__What this task involves__
Make a verbatim copy of the entries below; pictures stay out.

__Input records__
————

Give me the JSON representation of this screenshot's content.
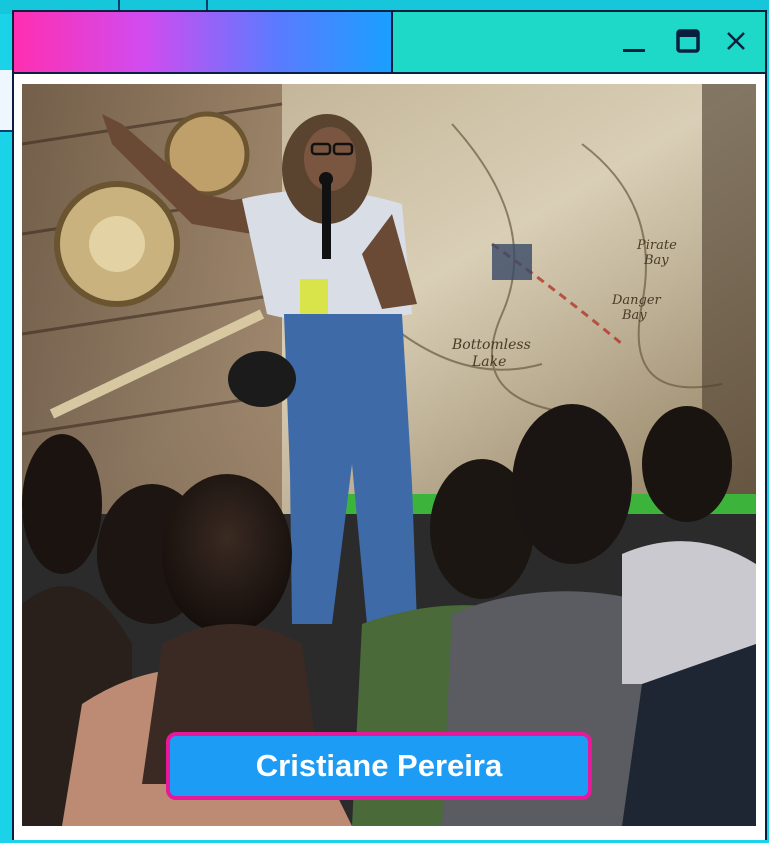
{
  "window": {
    "controls": {
      "minimize_icon": "minimize-icon",
      "maximize_icon": "maximize-icon",
      "close_icon": "close-icon"
    },
    "colors": {
      "frame": "#0a1f3f",
      "titlebar_gradient_start": "#ff2fb1",
      "titlebar_gradient_end": "#1aa0ff",
      "titlebar_right": "#1ed8c8",
      "background": "#1bd3e8"
    }
  },
  "photo": {
    "subject": "Speaker on stage holding a microphone and pointing, audience seated in foreground, treasure map projected behind"
  },
  "caption": {
    "name": "Cristiane Pereira",
    "background": "#1d9cf5",
    "border": "#e5199a"
  }
}
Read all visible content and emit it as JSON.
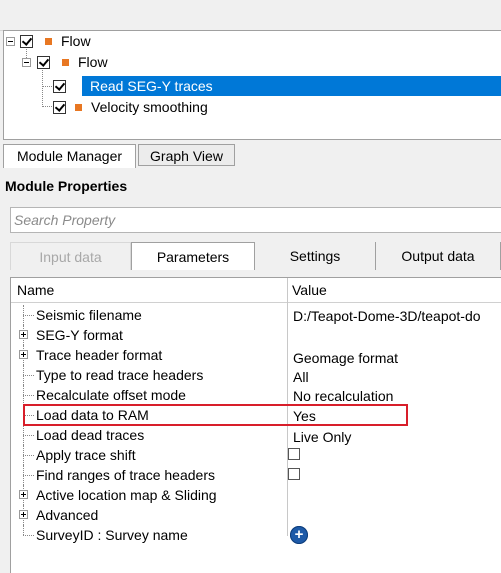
{
  "tree": {
    "items": [
      {
        "label": "Flow",
        "checked": true,
        "icon": "flow-square-icon"
      },
      {
        "label": "Flow",
        "checked": true,
        "icon": "flow-square-icon"
      },
      {
        "label": "Read SEG-Y traces",
        "checked": true,
        "icon": "checkmark-icon",
        "selected": true
      },
      {
        "label": "Velocity smoothing",
        "checked": true,
        "icon": "flow-square-icon"
      }
    ]
  },
  "bottom_tabs": {
    "module_manager": "Module Manager",
    "graph_view": "Graph View"
  },
  "module_properties": {
    "title": "Module Properties"
  },
  "search": {
    "placeholder": "Search Property"
  },
  "property_tabs": {
    "input": "Input data",
    "parameters": "Parameters",
    "settings": "Settings",
    "output": "Output data"
  },
  "grid": {
    "headers": {
      "name": "Name",
      "value": "Value"
    },
    "rows": [
      {
        "name": "Seismic filename",
        "value": "D:/Teapot-Dome-3D/teapot-do"
      },
      {
        "name": "SEG-Y format",
        "value": ""
      },
      {
        "name": "Trace header format",
        "value": "Geomage format"
      },
      {
        "name": "Type to read trace headers",
        "value": "All"
      },
      {
        "name": "Recalculate offset mode",
        "value": "No recalculation"
      },
      {
        "name": "Load data to RAM",
        "value": "Yes"
      },
      {
        "name": "Load dead traces",
        "value": "Live Only"
      },
      {
        "name": "Apply trace shift",
        "value": ""
      },
      {
        "name": "Find ranges of trace headers",
        "value": ""
      },
      {
        "name": "Active location map & Sliding",
        "value": ""
      },
      {
        "name": "Advanced",
        "value": ""
      },
      {
        "name": "SurveyID : Survey name",
        "value": ""
      }
    ],
    "add_button_symbol": "+"
  },
  "colors": {
    "selection": "#0078d7",
    "flow_icon": "#e87722",
    "highlight": "#d81e2a",
    "add_button": "#1d5aa8"
  }
}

————

__Solved exercise__
Give me the JSON representation of this screenshot's content.
{
  "window": {
    "controls": {
      "minimize_icon": "minimize-icon",
      "maximize_icon": "maximize-icon",
      "close_icon": "close-icon"
    },
    "colors": {
      "frame": "#0a1f3f",
      "titlebar_gradient_start": "#ff2fb1",
      "titlebar_gradient_end": "#1aa0ff",
      "titlebar_right": "#1ed8c8",
      "background": "#1bd3e8"
    }
  },
  "photo": {
    "subject": "Speaker on stage holding a microphone and pointing, audience seated in foreground, treasure map projected behind"
  },
  "caption": {
    "name": "Cristiane Pereira",
    "background": "#1d9cf5",
    "border": "#e5199a"
  }
}
Read all visible content and emit it as JSON.
{
  "tree": {
    "items": [
      {
        "label": "Flow",
        "checked": true,
        "icon": "flow-square-icon"
      },
      {
        "label": "Flow",
        "checked": true,
        "icon": "flow-square-icon"
      },
      {
        "label": "Read SEG-Y traces",
        "checked": true,
        "icon": "checkmark-icon",
        "selected": true
      },
      {
        "label": "Velocity smoothing",
        "checked": true,
        "icon": "flow-square-icon"
      }
    ]
  },
  "bottom_tabs": {
    "module_manager": "Module Manager",
    "graph_view": "Graph View"
  },
  "module_properties": {
    "title": "Module Properties"
  },
  "search": {
    "placeholder": "Search Property"
  },
  "property_tabs": {
    "input": "Input data",
    "parameters": "Parameters",
    "settings": "Settings",
    "output": "Output data"
  },
  "grid": {
    "headers": {
      "name": "Name",
      "value": "Value"
    },
    "rows": [
      {
        "name": "Seismic filename",
        "value": "D:/Teapot-Dome-3D/teapot-do"
      },
      {
        "name": "SEG-Y format",
        "value": ""
      },
      {
        "name": "Trace header format",
        "value": "Geomage format"
      },
      {
        "name": "Type to read trace headers",
        "value": "All"
      },
      {
        "name": "Recalculate offset mode",
        "value": "No recalculation"
      },
      {
        "name": "Load data to RAM",
        "value": "Yes"
      },
      {
        "name": "Load dead traces",
        "value": "Live Only"
      },
      {
        "name": "Apply trace shift",
        "value": ""
      },
      {
        "name": "Find ranges of trace headers",
        "value": ""
      },
      {
        "name": "Active location map & Sliding",
        "value": ""
      },
      {
        "name": "Advanced",
        "value": ""
      },
      {
        "name": "SurveyID : Survey name",
        "value": ""
      }
    ],
    "add_button_symbol": "+"
  },
  "colors": {
    "selection": "#0078d7",
    "flow_icon": "#e87722",
    "highlight": "#d81e2a",
    "add_button": "#1d5aa8"
  }
}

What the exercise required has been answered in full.